Among the lines of this listing, determine how many contain the string "tuning". Answer with the number only.

━━━ Stored records

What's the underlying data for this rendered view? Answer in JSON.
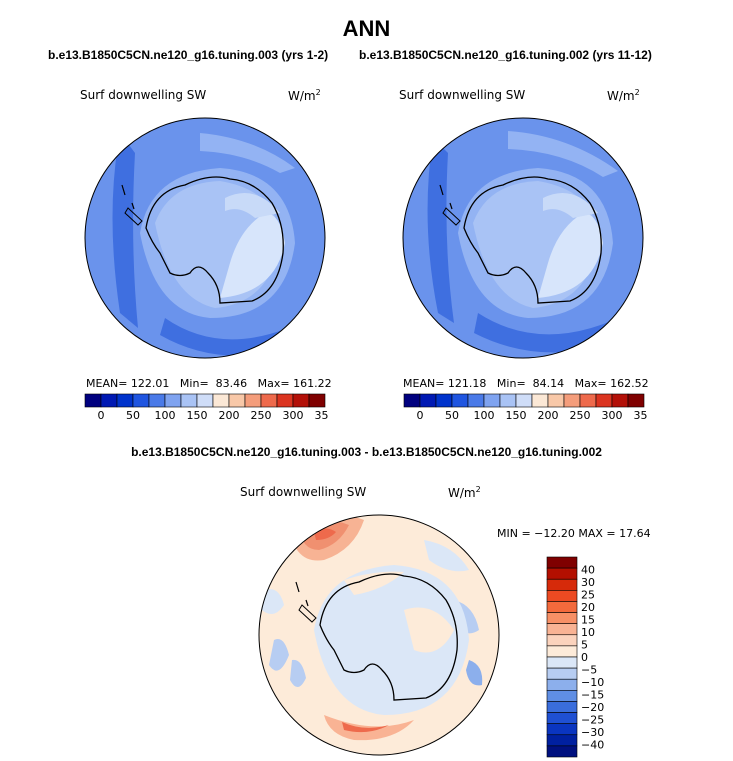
{
  "title": "ANN",
  "panels": [
    {
      "case_label": "b.e13.B1850C5CN.ne120_g16.tuning.003 (yrs 1-2)",
      "variable": "Surf downwelling SW",
      "units": "W/m",
      "units_exp": "2",
      "stats": {
        "mean_label": "MEAN=",
        "mean": "122.01",
        "min_label": "Min=",
        "min": "83.46",
        "max_label": "Max=",
        "max": "161.22"
      }
    },
    {
      "case_label": "b.e13.B1850C5CN.ne120_g16.tuning.002 (yrs 11-12)",
      "variable": "Surf downwelling SW",
      "units": "W/m",
      "units_exp": "2",
      "stats": {
        "mean_label": "MEAN=",
        "mean": "121.18",
        "min_label": "Min=",
        "min": "84.14",
        "max_label": "Max=",
        "max": "162.52"
      }
    }
  ],
  "abs_colorbar": {
    "colors": [
      "#00007f",
      "#0019b3",
      "#0033cc",
      "#1f55e0",
      "#4a7ae8",
      "#7fa3f0",
      "#a9c3f5",
      "#cfddf8",
      "#fbe8d6",
      "#f8c8a8",
      "#f49d7b",
      "#ee6a4c",
      "#db3420",
      "#b31008",
      "#7f0000"
    ],
    "ticks": [
      "0",
      "50",
      "100",
      "150",
      "200",
      "250",
      "300",
      "350"
    ]
  },
  "diff": {
    "title": "b.e13.B1850C5CN.ne120_g16.tuning.003 - b.e13.B1850C5CN.ne120_g16.tuning.002",
    "variable": "Surf downwelling SW",
    "units": "W/m",
    "units_exp": "2",
    "minmax": "MIN = −12.20 MAX =  17.64",
    "colors": [
      "#7f0000",
      "#b30f00",
      "#d62a0a",
      "#ec4a22",
      "#f36a3c",
      "#f79066",
      "#f9b394",
      "#fbd3bd",
      "#fdebd9",
      "#dbe7f7",
      "#b7cdf2",
      "#8cafec",
      "#5f8ee4",
      "#3a6ddc",
      "#1f50d3",
      "#0a35c0",
      "#0020a0",
      "#00107f"
    ],
    "tick_labels": [
      "40",
      "30",
      "25",
      "20",
      "15",
      "10",
      "5",
      "0",
      "−5",
      "−10",
      "−15",
      "−20",
      "−25",
      "−30",
      "−40"
    ]
  }
}
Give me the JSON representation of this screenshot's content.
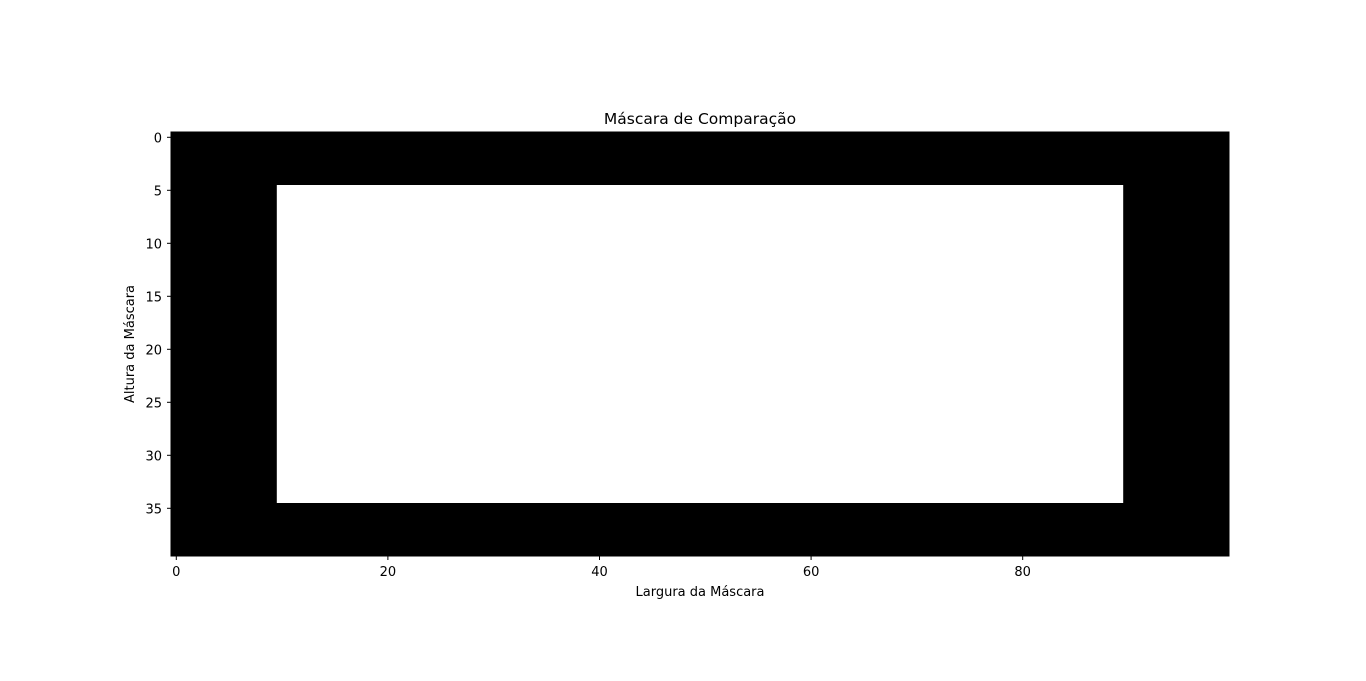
{
  "chart_data": {
    "type": "heatmap",
    "title": "Máscara de Comparação",
    "xlabel": "Largura da Máscara",
    "ylabel": "Altura da Máscara",
    "width": 100,
    "height": 40,
    "xlim": [
      -0.5,
      99.5
    ],
    "ylim": [
      39.5,
      -0.5
    ],
    "xticks": [
      0,
      20,
      40,
      60,
      80
    ],
    "yticks": [
      0,
      5,
      10,
      15,
      20,
      25,
      30,
      35
    ],
    "grid": false,
    "background_value": 0,
    "regions": [
      {
        "value": 1,
        "x_start": 10,
        "x_end": 89,
        "y_start": 5,
        "y_end": 34
      }
    ],
    "colors": {
      "0": "#000000",
      "1": "#ffffff"
    }
  }
}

━━━━━━

### Completed task
3